Given instruction: Output every line of the listing below as a numbered list, skipping blank lines and leaving any pictures out of your answer.

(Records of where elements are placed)

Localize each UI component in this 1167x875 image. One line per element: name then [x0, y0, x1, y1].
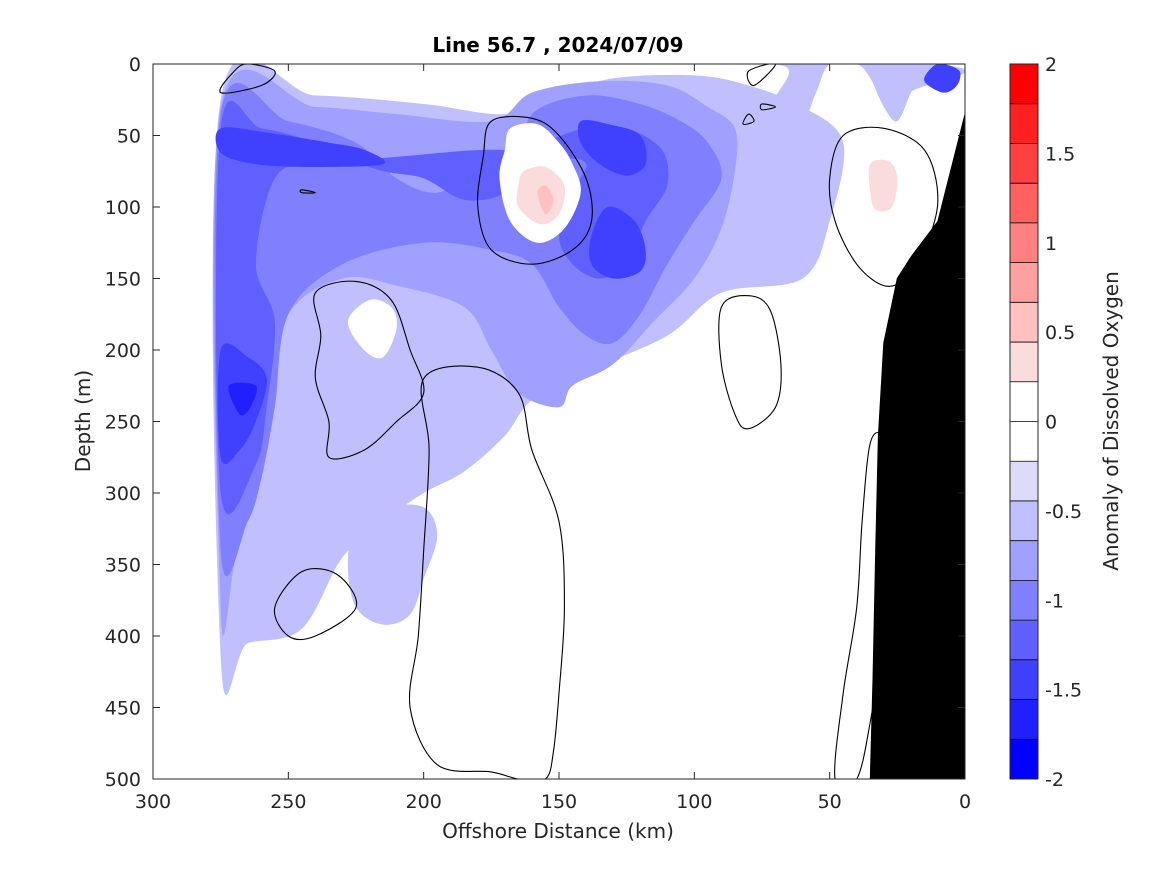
colorbar-tick-label: -2 — [1045, 769, 1064, 791]
colorbar-segment — [1010, 500, 1038, 542]
x-tick-label: 300 — [135, 791, 171, 813]
colorbar-segment — [1010, 262, 1038, 303]
colorbar-segment — [1010, 580, 1038, 621]
y-tick-label: 500 — [105, 769, 141, 791]
colorbar-tick-label: 1 — [1045, 233, 1057, 255]
zero-contour-line-11 — [742, 113, 755, 125]
x-axis-ticks: 300 250 200 150 100 50 0 — [135, 64, 971, 813]
x-tick-label: 250 — [270, 791, 306, 813]
y-tick-label: 250 — [105, 412, 141, 434]
colorbar-segment — [1010, 540, 1038, 581]
zero-contour-line-5 — [408, 365, 565, 779]
colorbar-ticks: 2 1.5 1 0.5 0 -0.5 -1 -1.5 -2 — [1045, 54, 1082, 791]
zero-contour-line-10 — [759, 103, 777, 111]
zero-contour-line-12 — [299, 189, 316, 194]
x-tick-label: 50 — [818, 791, 842, 813]
colorbar-tick-label: -0.5 — [1045, 501, 1082, 523]
colorbar-segment — [1010, 222, 1038, 264]
y-tick-label: 450 — [105, 698, 141, 720]
anomaly-fills — [153, 64, 965, 696]
y-tick-label: 300 — [105, 483, 141, 505]
zero-contours — [219, 64, 939, 779]
plot-area — [153, 64, 965, 779]
positive-anomaly-region-15 — [537, 185, 554, 215]
negative-anomaly-region-8 — [589, 206, 646, 279]
colorbar-segment — [1010, 699, 1038, 740]
y-tick-label: 100 — [105, 197, 141, 219]
y-axis-label: Depth (m) — [71, 370, 95, 472]
colorbar-tick-label: -1 — [1045, 590, 1064, 612]
zero-contour-line-7 — [273, 568, 358, 641]
zero-contour-line-9 — [746, 64, 777, 87]
y-axis-ticks: 0 50 100 150 200 250 300 350 400 450 500 — [105, 54, 965, 791]
positive-anomaly-region-18 — [347, 299, 398, 359]
negative-anomaly-region-11 — [924, 64, 961, 93]
colorbar-segment — [1010, 143, 1038, 184]
x-axis-label: Offshore Distance (km) — [442, 819, 674, 843]
colorbar-segment — [1010, 381, 1038, 422]
zero-contour-line-4 — [313, 280, 425, 460]
colorbar-tick-label: 1.5 — [1045, 143, 1075, 165]
colorbar-segment — [1010, 739, 1038, 780]
positive-anomaly-region-19 — [456, 474, 511, 524]
negative-anomaly-region-10 — [228, 382, 257, 416]
x-tick-label: 200 — [406, 791, 442, 813]
zero-contour-line-6 — [718, 295, 782, 430]
x-tick-label: 150 — [541, 791, 577, 813]
y-tick-label: 150 — [105, 269, 141, 291]
zero-contour-line-1 — [219, 64, 276, 94]
y-tick-label: 350 — [105, 555, 141, 577]
colorbar-frame — [1009, 63, 1039, 780]
negative-anomaly-region-12 — [347, 504, 438, 625]
colorbar — [1009, 63, 1039, 780]
y-tick-label: 400 — [105, 626, 141, 648]
colorbar-segment — [1010, 103, 1038, 144]
colorbar-segment — [1010, 302, 1038, 343]
y-tick-label: 200 — [105, 340, 141, 362]
colorbar-segment — [1010, 183, 1038, 224]
y-tick-label: 50 — [117, 126, 141, 148]
negative-anomaly-region-7 — [577, 119, 647, 176]
seafloor-bathymetry — [869, 113, 965, 779]
chart-title: Line 56.7 , 2024/07/09 — [432, 33, 683, 57]
colorbar-segment — [1010, 64, 1038, 105]
colorbar-segment — [1010, 620, 1038, 661]
colorbar-label: Anomaly of Dissolved Oxygen — [1099, 271, 1123, 571]
x-tick-label: 100 — [676, 791, 712, 813]
bathymetry — [869, 113, 965, 779]
colorbar-segment — [1010, 342, 1038, 383]
colorbar-tick-label: 0.5 — [1045, 322, 1075, 344]
negative-anomaly-region-2 — [153, 64, 965, 130]
colorbar-segment — [1010, 421, 1038, 462]
x-tick-label: 0 — [959, 791, 971, 813]
colorbar-tick-label: -1.5 — [1045, 680, 1082, 702]
colorbar-tick-label: 0 — [1045, 412, 1057, 434]
colorbar-tick-label: 2 — [1045, 54, 1057, 76]
negative-anomaly-region-6 — [215, 127, 386, 167]
zero-contour-line-2 — [476, 115, 593, 265]
y-tick-label: 0 — [129, 54, 141, 76]
colorbar-segment — [1010, 659, 1038, 701]
positive-anomaly-region-17 — [868, 159, 898, 212]
colorbar-segment — [1010, 461, 1038, 502]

Result of this task:
1. Localize each UI component in this 1167x875 image. One line per element: name then [x0, y0, x1, y1].
2. colorbar-tick-label: -2 — [1045, 769, 1064, 791]
3. colorbar-segment — [1010, 500, 1038, 542]
4. x-tick-label: 300 — [135, 791, 171, 813]
5. colorbar-segment — [1010, 262, 1038, 303]
6. colorbar-segment — [1010, 580, 1038, 621]
7. y-tick-label: 500 — [105, 769, 141, 791]
8. colorbar-tick-label: 1 — [1045, 233, 1057, 255]
9. zero-contour-line-11 — [742, 113, 755, 125]
10. x-axis-ticks: 300 250 200 150 100 50 0 — [135, 64, 971, 813]
11. x-tick-label: 250 — [270, 791, 306, 813]
12. y-tick-label: 250 — [105, 412, 141, 434]
13. colorbar-segment — [1010, 540, 1038, 581]
14. zero-contour-line-5 — [408, 365, 565, 779]
15. colorbar-ticks: 2 1.5 1 0.5 0 -0.5 -1 -1.5 -2 — [1045, 54, 1082, 791]
16. zero-contour-line-10 — [759, 103, 777, 111]
17. zero-contour-line-12 — [299, 189, 316, 194]
18. x-tick-label: 50 — [818, 791, 842, 813]
19. colorbar-tick-label: -0.5 — [1045, 501, 1082, 523]
20. colorbar-segment — [1010, 222, 1038, 264]
21. y-tick-label: 450 — [105, 698, 141, 720]
22. anomaly-fills — [153, 64, 965, 696]
23. y-tick-label: 300 — [105, 483, 141, 505]
24. zero-contours — [219, 64, 939, 779]
25. plot-area — [153, 64, 965, 779]
26. positive-anomaly-region-15 — [537, 185, 554, 215]
27. negative-anomaly-region-8 — [589, 206, 646, 279]
28. colorbar-segment — [1010, 699, 1038, 740]
29. y-tick-label: 100 — [105, 197, 141, 219]
30. y-axis-label: Depth (m) — [71, 370, 95, 472]
31. colorbar-tick-label: -1 — [1045, 590, 1064, 612]
32. zero-contour-line-7 — [273, 568, 358, 641]
33. zero-contour-line-9 — [746, 64, 777, 87]
34. y-axis-ticks: 0 50 100 150 200 250 300 350 400 450 500 — [105, 54, 965, 791]
35. positive-anomaly-region-18 — [347, 299, 398, 359]
36. negative-anomaly-region-11 — [924, 64, 961, 93]
37. colorbar-segment — [1010, 143, 1038, 184]
38. x-axis-label: Offshore Distance (km) — [442, 819, 674, 843]
39. colorbar-segment — [1010, 381, 1038, 422]
40. zero-contour-line-4 — [313, 280, 425, 460]
41. colorbar-tick-label: 1.5 — [1045, 143, 1075, 165]
42. colorbar-segment — [1010, 739, 1038, 780]
43. positive-anomaly-region-19 — [456, 474, 511, 524]
44. negative-anomaly-region-10 — [228, 382, 257, 416]
45. x-tick-label: 200 — [406, 791, 442, 813]
46. zero-contour-line-6 — [718, 295, 782, 430]
47. x-tick-label: 150 — [541, 791, 577, 813]
48. y-tick-label: 150 — [105, 269, 141, 291]
49. zero-contour-line-1 — [219, 64, 276, 94]
50. y-tick-label: 350 — [105, 555, 141, 577]
51. colorbar-frame — [1009, 63, 1039, 780]
52. negative-anomaly-region-12 — [347, 504, 438, 625]
53. colorbar — [1009, 63, 1039, 780]
54. y-tick-label: 400 — [105, 626, 141, 648]
55. colorbar-segment — [1010, 103, 1038, 144]
56. colorbar-segment — [1010, 302, 1038, 343]
57. y-tick-label: 200 — [105, 340, 141, 362]
58. colorbar-segment — [1010, 183, 1038, 224]
59. y-tick-label: 50 — [117, 126, 141, 148]
60. negative-anomaly-region-7 — [577, 119, 647, 176]
61. seafloor-bathymetry — [869, 113, 965, 779]
62. chart-title: Line 56.7 , 2024/07/09 — [432, 33, 683, 57]
63. colorbar-segment — [1010, 64, 1038, 105]
64. colorbar-segment — [1010, 620, 1038, 661]
65. colorbar-label: Anomaly of Dissolved Oxygen — [1099, 271, 1123, 571]
66. x-tick-label: 100 — [676, 791, 712, 813]
67. bathymetry — [869, 113, 965, 779]
68. colorbar-segment — [1010, 342, 1038, 383]
69. colorbar-tick-label: 0.5 — [1045, 322, 1075, 344]
70. negative-anomaly-region-2 — [153, 64, 965, 130]
71. colorbar-segment — [1010, 421, 1038, 462]
72. x-tick-label: 0 — [959, 791, 971, 813]
73. colorbar-tick-label: -1.5 — [1045, 680, 1082, 702]
74. colorbar-tick-label: 0 — [1045, 412, 1057, 434]
75. colorbar-tick-label: 2 — [1045, 54, 1057, 76]
76. negative-anomaly-region-6 — [215, 127, 386, 167]
77. zero-contour-line-2 — [476, 115, 593, 265]
78. y-tick-label: 0 — [129, 54, 141, 76]
79. colorbar-segment — [1010, 659, 1038, 701]
80. positive-anomaly-region-17 — [868, 159, 898, 212]
81. colorbar-segment — [1010, 461, 1038, 502]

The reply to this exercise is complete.